Task instructions: Examine each line of the data. Copy those that contain the string "июля".

Entries supplied:
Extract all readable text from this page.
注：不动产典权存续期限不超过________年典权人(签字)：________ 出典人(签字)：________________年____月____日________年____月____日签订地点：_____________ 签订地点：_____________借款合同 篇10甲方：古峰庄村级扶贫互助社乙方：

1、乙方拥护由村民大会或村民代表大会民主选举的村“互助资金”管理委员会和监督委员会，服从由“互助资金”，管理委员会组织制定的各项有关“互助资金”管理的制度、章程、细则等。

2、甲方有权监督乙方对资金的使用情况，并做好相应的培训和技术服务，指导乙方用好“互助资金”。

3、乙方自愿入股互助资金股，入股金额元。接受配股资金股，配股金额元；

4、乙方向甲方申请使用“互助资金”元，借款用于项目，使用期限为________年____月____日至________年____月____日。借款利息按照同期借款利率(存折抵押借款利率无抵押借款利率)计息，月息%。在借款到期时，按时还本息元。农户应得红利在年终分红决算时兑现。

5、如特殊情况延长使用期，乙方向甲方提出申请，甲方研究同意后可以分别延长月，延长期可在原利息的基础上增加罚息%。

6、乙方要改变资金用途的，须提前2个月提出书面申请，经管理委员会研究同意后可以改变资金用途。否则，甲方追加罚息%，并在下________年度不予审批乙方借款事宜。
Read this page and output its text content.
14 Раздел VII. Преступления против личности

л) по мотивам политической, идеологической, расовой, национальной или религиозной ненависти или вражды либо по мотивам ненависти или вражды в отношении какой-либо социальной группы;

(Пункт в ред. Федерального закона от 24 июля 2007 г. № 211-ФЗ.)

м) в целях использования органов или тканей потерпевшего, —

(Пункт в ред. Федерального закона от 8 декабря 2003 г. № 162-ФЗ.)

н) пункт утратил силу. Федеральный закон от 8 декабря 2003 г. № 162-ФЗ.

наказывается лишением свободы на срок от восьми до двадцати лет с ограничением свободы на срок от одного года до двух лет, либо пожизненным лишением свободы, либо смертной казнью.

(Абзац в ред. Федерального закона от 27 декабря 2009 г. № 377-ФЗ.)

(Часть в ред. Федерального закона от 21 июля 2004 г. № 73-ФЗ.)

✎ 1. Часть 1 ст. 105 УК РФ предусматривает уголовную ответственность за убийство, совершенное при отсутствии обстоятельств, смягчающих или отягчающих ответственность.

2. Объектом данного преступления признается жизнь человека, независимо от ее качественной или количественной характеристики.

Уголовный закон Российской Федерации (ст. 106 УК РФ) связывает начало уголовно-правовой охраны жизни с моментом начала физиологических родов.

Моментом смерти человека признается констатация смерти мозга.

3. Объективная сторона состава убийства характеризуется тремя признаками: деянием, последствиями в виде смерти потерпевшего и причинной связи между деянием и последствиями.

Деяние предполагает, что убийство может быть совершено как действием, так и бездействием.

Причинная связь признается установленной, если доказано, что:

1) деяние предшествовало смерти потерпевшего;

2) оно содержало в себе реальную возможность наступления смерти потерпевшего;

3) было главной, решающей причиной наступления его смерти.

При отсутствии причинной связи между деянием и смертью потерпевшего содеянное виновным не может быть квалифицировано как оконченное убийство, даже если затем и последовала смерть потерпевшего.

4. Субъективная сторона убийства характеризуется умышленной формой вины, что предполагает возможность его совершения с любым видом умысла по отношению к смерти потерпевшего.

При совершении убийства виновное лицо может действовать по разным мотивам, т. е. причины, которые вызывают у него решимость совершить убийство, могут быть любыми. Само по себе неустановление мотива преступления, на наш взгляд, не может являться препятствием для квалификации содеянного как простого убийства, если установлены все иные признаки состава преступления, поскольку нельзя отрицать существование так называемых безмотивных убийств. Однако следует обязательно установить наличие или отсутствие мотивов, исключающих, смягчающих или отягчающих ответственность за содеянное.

Solved problem:
(Пункт в ред. Федерального закона от 24 июля 2007 г. № 211-ФЗ.)
(Часть в ред. Федерального закона от 21 июля 2004 г. № 73-ФЗ.)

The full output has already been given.